WHAT IS ASKED - Reproduce the material exactly, omitting nothing.
++++
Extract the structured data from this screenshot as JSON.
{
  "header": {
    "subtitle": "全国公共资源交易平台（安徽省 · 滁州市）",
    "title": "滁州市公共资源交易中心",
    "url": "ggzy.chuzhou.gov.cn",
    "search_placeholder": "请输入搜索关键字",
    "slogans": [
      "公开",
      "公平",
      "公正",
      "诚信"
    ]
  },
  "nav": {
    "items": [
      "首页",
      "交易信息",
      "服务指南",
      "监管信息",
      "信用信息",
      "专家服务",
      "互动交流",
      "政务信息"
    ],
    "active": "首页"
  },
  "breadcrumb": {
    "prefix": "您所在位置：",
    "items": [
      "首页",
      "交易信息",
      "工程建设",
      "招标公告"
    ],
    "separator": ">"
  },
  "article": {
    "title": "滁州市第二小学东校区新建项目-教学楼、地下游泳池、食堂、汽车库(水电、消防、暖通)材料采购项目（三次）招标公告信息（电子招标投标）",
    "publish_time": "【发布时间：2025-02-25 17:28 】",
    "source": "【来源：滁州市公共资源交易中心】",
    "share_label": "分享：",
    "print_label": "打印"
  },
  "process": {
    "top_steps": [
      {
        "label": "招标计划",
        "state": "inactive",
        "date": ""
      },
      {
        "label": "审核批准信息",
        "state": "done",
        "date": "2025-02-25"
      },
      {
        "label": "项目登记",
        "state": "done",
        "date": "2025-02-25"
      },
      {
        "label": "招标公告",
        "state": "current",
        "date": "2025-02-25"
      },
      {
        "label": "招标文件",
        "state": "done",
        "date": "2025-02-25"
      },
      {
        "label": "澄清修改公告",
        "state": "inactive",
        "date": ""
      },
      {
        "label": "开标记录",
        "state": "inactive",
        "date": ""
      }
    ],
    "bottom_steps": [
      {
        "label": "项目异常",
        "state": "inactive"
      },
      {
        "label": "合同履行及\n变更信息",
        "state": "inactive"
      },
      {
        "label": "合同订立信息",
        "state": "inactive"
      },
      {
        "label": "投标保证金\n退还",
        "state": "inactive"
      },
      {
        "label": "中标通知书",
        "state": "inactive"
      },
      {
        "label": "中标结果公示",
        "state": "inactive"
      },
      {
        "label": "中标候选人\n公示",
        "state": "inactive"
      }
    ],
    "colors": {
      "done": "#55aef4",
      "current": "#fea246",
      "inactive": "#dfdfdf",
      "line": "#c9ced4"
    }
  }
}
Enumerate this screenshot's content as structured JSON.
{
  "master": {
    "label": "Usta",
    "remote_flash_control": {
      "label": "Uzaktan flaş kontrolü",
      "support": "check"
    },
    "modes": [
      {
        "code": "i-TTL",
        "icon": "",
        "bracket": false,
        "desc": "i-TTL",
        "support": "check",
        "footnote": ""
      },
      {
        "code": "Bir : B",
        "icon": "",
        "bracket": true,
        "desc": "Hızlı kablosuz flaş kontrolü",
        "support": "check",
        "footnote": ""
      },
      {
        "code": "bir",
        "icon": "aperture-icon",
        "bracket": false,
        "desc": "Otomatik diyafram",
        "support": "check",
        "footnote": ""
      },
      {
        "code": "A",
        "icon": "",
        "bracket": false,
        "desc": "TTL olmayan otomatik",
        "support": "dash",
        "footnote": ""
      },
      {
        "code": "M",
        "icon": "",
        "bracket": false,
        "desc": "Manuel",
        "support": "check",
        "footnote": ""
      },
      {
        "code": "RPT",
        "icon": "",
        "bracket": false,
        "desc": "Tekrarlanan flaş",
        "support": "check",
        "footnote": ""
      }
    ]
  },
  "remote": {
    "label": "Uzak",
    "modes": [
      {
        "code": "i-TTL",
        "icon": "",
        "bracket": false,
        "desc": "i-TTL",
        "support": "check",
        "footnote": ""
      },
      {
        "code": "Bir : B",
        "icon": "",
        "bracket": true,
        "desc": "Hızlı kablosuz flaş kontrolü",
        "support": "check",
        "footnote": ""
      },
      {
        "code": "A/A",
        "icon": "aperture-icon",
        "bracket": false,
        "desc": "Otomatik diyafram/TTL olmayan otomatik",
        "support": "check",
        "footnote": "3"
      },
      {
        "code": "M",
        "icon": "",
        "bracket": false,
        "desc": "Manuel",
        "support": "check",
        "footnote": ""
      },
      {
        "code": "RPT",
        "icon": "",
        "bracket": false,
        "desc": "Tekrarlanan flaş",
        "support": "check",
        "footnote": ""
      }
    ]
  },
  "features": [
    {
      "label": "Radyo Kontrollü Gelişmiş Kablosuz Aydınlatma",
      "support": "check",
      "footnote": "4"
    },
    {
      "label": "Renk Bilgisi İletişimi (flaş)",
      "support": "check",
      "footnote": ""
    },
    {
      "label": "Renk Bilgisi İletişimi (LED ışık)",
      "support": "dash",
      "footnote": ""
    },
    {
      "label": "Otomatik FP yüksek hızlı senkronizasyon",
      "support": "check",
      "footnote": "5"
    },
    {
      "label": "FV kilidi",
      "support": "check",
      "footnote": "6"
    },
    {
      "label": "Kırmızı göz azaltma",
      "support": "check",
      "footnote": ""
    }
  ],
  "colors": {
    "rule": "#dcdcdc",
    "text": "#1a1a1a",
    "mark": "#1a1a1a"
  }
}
++++
RESULT OF THE TASK -
Extract the structured data from this screenshot as JSON.
{
  "header": {
    "subtitle": "全国公共资源交易平台（安徽省 · 滁州市）",
    "title": "滁州市公共资源交易中心",
    "url": "ggzy.chuzhou.gov.cn",
    "search_placeholder": "请输入搜索关键字",
    "slogans": [
      "公开",
      "公平",
      "公正",
      "诚信"
    ]
  },
  "nav": {
    "items": [
      "首页",
      "交易信息",
      "服务指南",
      "监管信息",
      "信用信息",
      "专家服务",
      "互动交流",
      "政务信息"
    ],
    "active": "首页"
  },
  "breadcrumb": {
    "prefix": "您所在位置：",
    "items": [
      "首页",
      "交易信息",
      "工程建设",
      "招标公告"
    ],
    "separator": ">"
  },
  "article": {
    "title": "滁州市第二小学东校区新建项目-教学楼、地下游泳池、食堂、汽车库(水电、消防、暖通)材料采购项目（三次）招标公告信息（电子招标投标）",
    "publish_time": "【发布时间：2025-02-25 17:28 】",
    "source": "【来源：滁州市公共资源交易中心】",
    "share_label": "分享：",
    "print_label": "打印"
  },
  "process": {
    "top_steps": [
      {
        "label": "招标计划",
        "state": "inactive",
        "date": ""
      },
      {
        "label": "审核批准信息",
        "state": "done",
        "date": "2025-02-25"
      },
      {
        "label": "项目登记",
        "state": "done",
        "date": "2025-02-25"
      },
      {
        "label": "招标公告",
        "state": "current",
        "date": "2025-02-25"
      },
      {
        "label": "招标文件",
        "state": "done",
        "date": "2025-02-25"
      },
      {
        "label": "澄清修改公告",
        "state": "inactive",
        "date": ""
      },
      {
        "label": "开标记录",
        "state": "inactive",
        "date": ""
      }
    ],
    "bottom_steps": [
      {
        "label": "项目异常",
        "state": "inactive"
      },
      {
        "label": "合同履行及\n变更信息",
        "state": "inactive"
      },
      {
        "label": "合同订立信息",
        "state": "inactive"
      },
      {
        "label": "投标保证金\n退还",
        "state": "inactive"
      },
      {
        "label": "中标通知书",
        "state": "inactive"
      },
      {
        "label": "中标结果公示",
        "state": "inactive"
      },
      {
        "label": "中标候选人\n公示",
        "state": "inactive"
      }
    ],
    "colors": {
      "done": "#55aef4",
      "current": "#fea246",
      "inactive": "#dfdfdf",
      "line": "#c9ced4"
    }
  }
}
Enumerate this screenshot's content as structured JSON.
{
  "master": {
    "label": "Usta",
    "remote_flash_control": {
      "label": "Uzaktan flaş kontrolü",
      "support": "check"
    },
    "modes": [
      {
        "code": "i-TTL",
        "icon": "",
        "bracket": false,
        "desc": "i-TTL",
        "support": "check",
        "footnote": ""
      },
      {
        "code": "Bir : B",
        "icon": "",
        "bracket": true,
        "desc": "Hızlı kablosuz flaş kontrolü",
        "support": "check",
        "footnote": ""
      },
      {
        "code": "bir",
        "icon": "aperture-icon",
        "bracket": false,
        "desc": "Otomatik diyafram",
        "support": "check",
        "footnote": ""
      },
      {
        "code": "A",
        "icon": "",
        "bracket": false,
        "desc": "TTL olmayan otomatik",
        "support": "dash",
        "footnote": ""
      },
      {
        "code": "M",
        "icon": "",
        "bracket": false,
        "desc": "Manuel",
        "support": "check",
        "footnote": ""
      },
      {
        "code": "RPT",
        "icon": "",
        "bracket": false,
        "desc": "Tekrarlanan flaş",
        "support": "check",
        "footnote": ""
      }
    ]
  },
  "remote": {
    "label": "Uzak",
    "modes": [
      {
        "code": "i-TTL",
        "icon": "",
        "bracket": false,
        "desc": "i-TTL",
        "support": "check",
        "footnote": ""
      },
      {
        "code": "Bir : B",
        "icon": "",
        "bracket": true,
        "desc": "Hızlı kablosuz flaş kontrolü",
        "support": "check",
        "footnote": ""
      },
      {
        "code": "A/A",
        "icon": "aperture-icon",
        "bracket": false,
        "desc": "Otomatik diyafram/TTL olmayan otomatik",
        "support": "check",
        "footnote": "3"
      },
      {
        "code": "M",
        "icon": "",
        "bracket": false,
        "desc": "Manuel",
        "support": "check",
        "footnote": ""
      },
      {
        "code": "RPT",
        "icon": "",
        "bracket": false,
        "desc": "Tekrarlanan flaş",
        "support": "check",
        "footnote": ""
      }
    ]
  },
  "features": [
    {
      "label": "Radyo Kontrollü Gelişmiş Kablosuz Aydınlatma",
      "support": "check",
      "footnote": "4"
    },
    {
      "label": "Renk Bilgisi İletişimi (flaş)",
      "support": "check",
      "footnote": ""
    },
    {
      "label": "Renk Bilgisi İletişimi (LED ışık)",
      "support": "dash",
      "footnote": ""
    },
    {
      "label": "Otomatik FP yüksek hızlı senkronizasyon",
      "support": "check",
      "footnote": "5"
    },
    {
      "label": "FV kilidi",
      "support": "check",
      "footnote": "6"
    },
    {
      "label": "Kırmızı göz azaltma",
      "support": "check",
      "footnote": ""
    }
  ],
  "colors": {
    "rule": "#dcdcdc",
    "text": "#1a1a1a",
    "mark": "#1a1a1a"
  }
}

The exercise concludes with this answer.